**TASK DETAILS:** Lines containing the string "nFrequency" are to be collected in full.

Collected data:
※ ※ ※

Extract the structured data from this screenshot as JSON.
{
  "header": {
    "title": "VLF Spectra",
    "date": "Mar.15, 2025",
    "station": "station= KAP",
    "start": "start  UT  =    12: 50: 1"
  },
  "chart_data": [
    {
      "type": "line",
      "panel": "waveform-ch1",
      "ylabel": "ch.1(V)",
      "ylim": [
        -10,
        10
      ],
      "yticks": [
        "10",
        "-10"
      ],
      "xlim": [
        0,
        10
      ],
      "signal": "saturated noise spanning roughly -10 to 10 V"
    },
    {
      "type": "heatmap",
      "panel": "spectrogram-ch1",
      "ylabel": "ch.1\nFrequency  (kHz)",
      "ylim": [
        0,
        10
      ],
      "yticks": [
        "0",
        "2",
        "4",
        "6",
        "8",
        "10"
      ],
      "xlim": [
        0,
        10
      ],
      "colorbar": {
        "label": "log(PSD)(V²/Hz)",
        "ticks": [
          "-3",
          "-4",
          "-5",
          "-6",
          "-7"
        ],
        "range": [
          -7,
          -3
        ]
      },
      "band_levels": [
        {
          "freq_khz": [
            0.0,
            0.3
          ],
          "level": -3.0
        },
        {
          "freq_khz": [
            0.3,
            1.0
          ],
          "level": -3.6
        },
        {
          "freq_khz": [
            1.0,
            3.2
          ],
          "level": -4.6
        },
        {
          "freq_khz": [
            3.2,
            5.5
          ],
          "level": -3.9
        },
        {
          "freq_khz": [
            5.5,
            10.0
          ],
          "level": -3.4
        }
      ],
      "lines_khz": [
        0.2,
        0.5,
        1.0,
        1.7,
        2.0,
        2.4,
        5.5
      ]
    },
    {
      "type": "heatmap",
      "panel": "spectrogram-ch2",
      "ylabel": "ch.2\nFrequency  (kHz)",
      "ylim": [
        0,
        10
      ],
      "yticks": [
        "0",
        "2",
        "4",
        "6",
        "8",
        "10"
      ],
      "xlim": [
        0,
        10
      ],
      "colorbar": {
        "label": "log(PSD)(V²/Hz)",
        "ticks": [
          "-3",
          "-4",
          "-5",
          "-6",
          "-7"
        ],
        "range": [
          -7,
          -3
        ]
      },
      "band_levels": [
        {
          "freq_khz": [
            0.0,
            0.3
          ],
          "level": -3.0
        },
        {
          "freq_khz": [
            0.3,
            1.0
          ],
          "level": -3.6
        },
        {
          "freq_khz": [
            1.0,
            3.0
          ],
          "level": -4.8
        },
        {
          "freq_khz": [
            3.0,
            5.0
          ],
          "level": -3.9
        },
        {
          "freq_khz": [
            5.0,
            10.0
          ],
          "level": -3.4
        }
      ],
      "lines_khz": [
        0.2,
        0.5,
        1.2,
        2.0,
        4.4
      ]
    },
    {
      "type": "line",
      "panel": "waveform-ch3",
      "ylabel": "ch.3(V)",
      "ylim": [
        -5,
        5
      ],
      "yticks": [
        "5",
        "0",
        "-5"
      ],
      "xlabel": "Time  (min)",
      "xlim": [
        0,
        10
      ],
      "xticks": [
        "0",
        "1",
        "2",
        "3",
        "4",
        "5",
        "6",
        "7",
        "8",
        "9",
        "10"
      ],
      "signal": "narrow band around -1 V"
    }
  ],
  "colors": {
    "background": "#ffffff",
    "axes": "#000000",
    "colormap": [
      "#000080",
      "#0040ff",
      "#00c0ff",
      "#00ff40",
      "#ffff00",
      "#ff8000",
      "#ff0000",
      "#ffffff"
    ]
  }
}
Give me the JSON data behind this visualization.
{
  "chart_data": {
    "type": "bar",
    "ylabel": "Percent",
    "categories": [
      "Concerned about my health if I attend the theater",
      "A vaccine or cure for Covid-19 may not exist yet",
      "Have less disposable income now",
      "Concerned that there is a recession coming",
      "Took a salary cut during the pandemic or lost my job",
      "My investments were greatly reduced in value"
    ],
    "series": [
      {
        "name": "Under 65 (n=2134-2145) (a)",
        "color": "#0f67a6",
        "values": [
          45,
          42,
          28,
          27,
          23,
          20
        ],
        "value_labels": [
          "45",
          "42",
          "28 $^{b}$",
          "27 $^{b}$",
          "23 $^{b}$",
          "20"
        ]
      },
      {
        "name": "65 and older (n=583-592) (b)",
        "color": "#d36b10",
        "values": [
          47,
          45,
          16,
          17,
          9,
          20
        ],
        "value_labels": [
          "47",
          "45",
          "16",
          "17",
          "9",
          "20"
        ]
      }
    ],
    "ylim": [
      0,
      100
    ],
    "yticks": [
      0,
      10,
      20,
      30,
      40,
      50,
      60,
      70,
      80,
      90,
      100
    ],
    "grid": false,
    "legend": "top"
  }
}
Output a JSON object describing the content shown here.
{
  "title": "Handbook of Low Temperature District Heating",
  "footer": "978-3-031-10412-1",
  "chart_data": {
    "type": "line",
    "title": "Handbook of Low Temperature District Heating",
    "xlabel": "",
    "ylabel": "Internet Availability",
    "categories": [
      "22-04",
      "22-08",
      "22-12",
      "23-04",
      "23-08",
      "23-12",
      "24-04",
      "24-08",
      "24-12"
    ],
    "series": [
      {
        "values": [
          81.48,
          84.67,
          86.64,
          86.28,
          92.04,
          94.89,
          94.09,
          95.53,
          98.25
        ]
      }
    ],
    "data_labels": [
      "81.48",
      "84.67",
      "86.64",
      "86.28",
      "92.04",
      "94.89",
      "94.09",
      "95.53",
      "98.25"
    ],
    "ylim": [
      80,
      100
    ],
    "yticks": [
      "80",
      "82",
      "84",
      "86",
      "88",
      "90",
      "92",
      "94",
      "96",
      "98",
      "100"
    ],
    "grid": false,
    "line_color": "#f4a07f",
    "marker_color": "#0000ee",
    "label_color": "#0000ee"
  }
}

※ ※ ※

**SOLVED EXERCISE:**
      "ylabel": "ch.1\nFrequency  (kHz)",
      "ylabel": "ch.2\nFrequency  (kHz)",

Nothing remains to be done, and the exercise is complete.